* _TASK DETAILS_: Go through the material and pull out every line with the string "name" in it.

[Dataset entries on figures]
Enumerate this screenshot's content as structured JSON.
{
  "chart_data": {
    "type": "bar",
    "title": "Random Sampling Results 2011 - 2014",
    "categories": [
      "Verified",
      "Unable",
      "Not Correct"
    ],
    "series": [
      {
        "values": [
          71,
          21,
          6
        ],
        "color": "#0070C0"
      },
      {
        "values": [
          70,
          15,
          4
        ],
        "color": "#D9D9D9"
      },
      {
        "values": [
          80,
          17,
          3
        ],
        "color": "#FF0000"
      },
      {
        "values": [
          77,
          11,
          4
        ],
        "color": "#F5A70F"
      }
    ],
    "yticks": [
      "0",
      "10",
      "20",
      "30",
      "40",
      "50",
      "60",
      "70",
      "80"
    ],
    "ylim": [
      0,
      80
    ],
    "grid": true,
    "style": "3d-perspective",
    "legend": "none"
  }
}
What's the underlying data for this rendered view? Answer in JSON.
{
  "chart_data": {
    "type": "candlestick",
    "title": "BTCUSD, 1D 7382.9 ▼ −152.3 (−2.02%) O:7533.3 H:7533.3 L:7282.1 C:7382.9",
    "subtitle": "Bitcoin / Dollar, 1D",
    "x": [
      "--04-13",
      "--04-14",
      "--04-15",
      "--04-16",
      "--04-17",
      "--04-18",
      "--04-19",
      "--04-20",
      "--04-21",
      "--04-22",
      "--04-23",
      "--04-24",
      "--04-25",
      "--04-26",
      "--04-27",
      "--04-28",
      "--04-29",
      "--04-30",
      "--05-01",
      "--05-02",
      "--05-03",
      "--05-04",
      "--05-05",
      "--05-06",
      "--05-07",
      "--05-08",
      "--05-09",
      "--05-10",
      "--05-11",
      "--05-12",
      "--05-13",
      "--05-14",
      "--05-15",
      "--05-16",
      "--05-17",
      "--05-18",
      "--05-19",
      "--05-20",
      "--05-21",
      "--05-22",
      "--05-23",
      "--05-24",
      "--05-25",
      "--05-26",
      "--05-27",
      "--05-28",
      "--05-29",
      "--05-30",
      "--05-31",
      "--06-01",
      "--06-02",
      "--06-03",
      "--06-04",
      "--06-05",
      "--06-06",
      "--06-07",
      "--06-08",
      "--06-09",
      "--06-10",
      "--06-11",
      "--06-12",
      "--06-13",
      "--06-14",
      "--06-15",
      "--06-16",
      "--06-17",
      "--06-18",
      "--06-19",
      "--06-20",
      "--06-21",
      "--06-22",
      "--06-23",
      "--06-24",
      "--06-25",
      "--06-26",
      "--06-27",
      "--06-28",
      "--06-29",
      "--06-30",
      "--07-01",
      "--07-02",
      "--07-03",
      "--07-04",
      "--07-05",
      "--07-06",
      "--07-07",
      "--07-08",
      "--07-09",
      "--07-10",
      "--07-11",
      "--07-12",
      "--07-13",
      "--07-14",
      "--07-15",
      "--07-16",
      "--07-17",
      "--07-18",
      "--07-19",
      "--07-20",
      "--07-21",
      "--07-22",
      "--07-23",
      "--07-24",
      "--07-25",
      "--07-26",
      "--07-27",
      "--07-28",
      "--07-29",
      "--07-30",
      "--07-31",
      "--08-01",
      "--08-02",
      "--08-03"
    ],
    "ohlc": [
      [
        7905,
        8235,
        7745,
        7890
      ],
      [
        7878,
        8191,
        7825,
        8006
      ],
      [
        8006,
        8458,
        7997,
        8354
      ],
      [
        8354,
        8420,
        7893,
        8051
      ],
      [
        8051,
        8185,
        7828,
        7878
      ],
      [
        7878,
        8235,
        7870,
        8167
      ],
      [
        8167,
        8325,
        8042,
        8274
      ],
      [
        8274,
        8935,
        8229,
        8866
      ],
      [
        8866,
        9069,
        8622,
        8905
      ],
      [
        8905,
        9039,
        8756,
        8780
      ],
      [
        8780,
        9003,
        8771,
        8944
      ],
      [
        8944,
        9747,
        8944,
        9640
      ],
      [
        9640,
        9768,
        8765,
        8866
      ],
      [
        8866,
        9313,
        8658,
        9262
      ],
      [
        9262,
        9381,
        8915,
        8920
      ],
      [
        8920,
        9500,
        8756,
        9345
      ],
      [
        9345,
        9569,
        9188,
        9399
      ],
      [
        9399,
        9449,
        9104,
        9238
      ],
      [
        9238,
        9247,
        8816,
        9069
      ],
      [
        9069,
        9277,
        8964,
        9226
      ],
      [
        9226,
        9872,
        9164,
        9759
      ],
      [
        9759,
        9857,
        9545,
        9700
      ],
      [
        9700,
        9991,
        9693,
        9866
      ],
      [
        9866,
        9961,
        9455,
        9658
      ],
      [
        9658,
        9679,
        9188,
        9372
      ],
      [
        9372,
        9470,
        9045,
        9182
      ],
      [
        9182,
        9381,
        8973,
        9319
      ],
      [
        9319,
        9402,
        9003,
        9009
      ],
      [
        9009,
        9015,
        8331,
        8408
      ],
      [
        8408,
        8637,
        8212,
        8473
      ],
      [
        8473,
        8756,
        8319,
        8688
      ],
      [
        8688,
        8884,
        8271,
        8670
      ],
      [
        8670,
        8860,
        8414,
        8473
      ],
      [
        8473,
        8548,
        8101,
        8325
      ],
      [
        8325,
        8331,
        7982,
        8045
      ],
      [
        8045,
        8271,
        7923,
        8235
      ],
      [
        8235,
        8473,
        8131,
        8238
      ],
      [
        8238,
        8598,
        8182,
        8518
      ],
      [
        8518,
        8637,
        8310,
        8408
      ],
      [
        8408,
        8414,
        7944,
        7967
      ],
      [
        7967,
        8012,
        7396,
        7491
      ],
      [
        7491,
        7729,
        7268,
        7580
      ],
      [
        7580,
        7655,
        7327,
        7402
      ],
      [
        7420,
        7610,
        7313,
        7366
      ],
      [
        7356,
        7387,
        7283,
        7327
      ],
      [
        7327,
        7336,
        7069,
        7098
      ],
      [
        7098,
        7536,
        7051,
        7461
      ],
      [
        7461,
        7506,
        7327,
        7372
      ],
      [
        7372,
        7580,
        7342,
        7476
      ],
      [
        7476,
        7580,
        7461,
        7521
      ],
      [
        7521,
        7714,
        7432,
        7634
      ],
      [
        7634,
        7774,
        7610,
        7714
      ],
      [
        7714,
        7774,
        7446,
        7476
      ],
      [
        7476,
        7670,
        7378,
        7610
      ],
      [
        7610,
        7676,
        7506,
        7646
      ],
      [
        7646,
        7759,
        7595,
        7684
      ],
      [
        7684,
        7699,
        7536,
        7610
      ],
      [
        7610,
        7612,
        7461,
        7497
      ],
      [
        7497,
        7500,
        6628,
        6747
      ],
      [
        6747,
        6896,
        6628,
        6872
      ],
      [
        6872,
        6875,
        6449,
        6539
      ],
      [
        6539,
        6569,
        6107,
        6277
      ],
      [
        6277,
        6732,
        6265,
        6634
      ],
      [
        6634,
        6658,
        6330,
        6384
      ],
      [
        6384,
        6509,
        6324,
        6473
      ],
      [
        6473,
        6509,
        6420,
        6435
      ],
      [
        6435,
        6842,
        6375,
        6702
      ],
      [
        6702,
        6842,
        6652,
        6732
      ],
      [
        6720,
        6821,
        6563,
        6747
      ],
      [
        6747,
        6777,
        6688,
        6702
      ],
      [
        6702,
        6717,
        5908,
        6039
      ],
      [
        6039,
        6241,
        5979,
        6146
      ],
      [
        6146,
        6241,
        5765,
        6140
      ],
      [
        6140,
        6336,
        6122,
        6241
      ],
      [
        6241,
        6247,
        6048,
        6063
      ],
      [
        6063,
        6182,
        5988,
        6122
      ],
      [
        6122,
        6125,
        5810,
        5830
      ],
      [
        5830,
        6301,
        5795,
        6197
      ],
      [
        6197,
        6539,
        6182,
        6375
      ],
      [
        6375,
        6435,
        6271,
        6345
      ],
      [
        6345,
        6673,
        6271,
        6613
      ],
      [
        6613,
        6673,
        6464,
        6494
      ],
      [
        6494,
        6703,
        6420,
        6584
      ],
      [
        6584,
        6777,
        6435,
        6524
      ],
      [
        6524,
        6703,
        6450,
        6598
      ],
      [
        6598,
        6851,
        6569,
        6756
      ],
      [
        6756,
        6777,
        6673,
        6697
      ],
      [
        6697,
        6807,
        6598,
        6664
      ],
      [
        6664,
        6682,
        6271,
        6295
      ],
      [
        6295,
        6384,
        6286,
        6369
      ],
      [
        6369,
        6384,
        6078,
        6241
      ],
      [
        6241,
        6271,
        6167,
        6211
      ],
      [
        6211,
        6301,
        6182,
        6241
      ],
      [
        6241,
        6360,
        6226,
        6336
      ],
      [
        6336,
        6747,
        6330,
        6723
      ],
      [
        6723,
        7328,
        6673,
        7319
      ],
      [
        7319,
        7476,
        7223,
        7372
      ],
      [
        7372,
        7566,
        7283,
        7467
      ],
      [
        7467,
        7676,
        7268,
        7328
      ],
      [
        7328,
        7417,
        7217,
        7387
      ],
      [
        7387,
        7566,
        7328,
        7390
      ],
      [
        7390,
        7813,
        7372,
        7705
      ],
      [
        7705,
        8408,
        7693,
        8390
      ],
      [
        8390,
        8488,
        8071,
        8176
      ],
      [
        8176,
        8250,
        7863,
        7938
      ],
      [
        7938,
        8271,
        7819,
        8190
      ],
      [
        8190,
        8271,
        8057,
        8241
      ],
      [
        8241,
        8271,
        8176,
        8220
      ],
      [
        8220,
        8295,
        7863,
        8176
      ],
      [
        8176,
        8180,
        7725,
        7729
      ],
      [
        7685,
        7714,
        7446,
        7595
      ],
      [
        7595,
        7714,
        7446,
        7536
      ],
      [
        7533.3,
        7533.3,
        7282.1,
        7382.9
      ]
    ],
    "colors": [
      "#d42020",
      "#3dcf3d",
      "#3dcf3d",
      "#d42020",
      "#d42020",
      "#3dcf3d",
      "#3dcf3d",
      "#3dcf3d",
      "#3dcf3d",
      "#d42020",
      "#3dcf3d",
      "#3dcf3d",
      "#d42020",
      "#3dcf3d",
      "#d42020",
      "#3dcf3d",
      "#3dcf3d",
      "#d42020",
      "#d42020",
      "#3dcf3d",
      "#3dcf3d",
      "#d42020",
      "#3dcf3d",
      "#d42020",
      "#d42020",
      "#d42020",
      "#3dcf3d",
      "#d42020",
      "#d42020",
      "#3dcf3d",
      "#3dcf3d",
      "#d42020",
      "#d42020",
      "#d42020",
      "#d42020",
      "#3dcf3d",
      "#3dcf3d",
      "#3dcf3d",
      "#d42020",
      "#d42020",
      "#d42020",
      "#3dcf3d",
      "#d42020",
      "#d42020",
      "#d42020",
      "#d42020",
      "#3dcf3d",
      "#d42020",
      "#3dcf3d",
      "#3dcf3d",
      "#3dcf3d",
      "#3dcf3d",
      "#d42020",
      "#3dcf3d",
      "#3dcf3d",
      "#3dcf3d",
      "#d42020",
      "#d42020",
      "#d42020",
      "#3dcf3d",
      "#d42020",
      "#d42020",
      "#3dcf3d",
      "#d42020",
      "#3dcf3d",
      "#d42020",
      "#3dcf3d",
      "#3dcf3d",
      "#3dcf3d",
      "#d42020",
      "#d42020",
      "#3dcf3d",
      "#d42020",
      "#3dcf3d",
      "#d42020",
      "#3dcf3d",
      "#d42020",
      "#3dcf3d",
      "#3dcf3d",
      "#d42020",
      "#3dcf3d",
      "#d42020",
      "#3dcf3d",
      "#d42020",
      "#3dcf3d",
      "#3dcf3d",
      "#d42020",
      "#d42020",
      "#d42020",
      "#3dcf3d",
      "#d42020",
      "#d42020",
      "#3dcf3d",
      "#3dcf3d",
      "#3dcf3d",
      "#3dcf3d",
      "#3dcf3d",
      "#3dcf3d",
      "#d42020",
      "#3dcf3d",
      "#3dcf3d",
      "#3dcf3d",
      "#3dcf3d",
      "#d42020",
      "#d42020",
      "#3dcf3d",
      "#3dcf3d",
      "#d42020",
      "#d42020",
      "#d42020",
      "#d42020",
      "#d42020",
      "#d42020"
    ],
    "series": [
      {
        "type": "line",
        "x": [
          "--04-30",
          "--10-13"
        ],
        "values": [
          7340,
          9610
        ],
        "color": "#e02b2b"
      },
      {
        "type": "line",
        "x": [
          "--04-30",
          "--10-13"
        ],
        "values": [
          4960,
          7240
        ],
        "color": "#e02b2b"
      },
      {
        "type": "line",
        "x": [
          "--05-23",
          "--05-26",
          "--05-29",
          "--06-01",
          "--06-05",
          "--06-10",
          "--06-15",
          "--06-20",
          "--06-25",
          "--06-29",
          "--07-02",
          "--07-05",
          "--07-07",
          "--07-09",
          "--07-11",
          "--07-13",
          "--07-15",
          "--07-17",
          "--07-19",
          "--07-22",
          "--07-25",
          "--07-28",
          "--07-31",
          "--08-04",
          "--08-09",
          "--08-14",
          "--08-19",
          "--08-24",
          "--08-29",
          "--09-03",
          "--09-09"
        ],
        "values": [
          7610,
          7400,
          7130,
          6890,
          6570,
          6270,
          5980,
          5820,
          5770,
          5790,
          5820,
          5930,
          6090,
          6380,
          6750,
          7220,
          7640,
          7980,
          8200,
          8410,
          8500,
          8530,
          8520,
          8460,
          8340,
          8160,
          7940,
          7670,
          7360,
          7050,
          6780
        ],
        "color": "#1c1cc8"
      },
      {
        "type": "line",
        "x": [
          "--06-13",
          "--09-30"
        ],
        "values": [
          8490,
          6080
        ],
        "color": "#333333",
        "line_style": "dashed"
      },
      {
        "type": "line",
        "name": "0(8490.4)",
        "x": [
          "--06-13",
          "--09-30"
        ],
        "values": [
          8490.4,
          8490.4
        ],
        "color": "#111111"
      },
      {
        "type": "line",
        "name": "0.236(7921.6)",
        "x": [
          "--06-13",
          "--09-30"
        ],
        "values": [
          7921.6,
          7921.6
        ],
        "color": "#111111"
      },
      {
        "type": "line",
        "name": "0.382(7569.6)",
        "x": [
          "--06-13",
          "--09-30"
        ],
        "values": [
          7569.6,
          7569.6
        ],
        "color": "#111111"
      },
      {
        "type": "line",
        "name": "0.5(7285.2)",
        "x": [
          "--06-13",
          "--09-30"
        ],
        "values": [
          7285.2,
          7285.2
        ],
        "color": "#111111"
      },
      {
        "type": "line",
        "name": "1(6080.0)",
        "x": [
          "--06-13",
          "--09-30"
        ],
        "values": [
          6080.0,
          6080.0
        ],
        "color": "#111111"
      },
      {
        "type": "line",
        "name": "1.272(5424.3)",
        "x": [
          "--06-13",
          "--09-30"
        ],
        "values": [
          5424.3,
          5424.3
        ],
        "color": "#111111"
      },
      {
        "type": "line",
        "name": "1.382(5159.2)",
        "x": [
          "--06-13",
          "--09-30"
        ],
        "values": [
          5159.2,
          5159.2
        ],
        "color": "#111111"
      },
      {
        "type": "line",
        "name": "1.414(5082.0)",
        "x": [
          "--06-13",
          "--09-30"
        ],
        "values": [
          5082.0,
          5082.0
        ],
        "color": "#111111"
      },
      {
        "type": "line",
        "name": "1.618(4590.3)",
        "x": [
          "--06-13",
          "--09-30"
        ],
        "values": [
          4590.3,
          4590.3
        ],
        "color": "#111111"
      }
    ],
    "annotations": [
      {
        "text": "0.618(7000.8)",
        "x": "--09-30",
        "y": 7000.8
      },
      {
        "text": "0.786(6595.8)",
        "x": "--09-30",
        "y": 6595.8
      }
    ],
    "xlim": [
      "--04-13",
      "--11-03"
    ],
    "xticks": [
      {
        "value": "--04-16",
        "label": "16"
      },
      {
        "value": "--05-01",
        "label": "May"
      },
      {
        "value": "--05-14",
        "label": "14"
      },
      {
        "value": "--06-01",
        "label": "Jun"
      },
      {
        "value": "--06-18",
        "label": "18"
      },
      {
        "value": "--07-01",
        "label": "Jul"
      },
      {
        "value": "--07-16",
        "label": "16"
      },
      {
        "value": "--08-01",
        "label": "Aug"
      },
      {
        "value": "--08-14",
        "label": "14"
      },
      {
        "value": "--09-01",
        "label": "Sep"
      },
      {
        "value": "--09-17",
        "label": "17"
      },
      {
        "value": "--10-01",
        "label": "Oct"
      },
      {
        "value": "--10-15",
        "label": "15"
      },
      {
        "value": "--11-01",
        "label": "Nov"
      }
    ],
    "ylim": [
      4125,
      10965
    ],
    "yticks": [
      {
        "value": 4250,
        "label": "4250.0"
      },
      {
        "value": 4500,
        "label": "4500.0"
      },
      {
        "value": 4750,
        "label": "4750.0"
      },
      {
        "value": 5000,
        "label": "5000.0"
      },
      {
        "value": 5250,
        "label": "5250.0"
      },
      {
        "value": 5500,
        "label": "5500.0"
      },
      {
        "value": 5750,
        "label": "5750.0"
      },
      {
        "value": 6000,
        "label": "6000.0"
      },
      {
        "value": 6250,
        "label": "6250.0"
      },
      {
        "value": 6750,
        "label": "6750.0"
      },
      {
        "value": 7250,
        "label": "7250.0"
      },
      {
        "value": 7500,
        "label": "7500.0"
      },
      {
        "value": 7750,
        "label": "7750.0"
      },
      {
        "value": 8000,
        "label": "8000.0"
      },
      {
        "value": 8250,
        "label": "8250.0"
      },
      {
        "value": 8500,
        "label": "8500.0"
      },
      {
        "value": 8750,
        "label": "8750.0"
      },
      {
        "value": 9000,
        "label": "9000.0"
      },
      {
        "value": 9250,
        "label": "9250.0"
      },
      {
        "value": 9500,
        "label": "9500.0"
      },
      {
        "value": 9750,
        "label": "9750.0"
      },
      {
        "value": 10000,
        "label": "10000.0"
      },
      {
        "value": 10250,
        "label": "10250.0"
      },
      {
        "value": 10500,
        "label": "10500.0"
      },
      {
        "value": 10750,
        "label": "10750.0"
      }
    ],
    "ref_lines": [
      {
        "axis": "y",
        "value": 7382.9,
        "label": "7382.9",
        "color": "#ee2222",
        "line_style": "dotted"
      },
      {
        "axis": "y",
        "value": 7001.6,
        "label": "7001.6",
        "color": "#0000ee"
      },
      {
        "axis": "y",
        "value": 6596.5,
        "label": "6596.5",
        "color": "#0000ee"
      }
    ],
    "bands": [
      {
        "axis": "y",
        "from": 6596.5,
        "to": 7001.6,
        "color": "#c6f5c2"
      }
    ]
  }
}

* _THE RESPONSE_:
        "name": "0(8490.4)",
        "name": "0.236(7921.6)",
        "name": "0.382(7569.6)",
        "name": "0.5(7285.2)",
        "name": "1(6080.0)",
        "name": "1.272(5424.3)",
        "name": "1.382(5159.2)",
        "name": "1.414(5082.0)",
        "name": "1.618(4590.3)",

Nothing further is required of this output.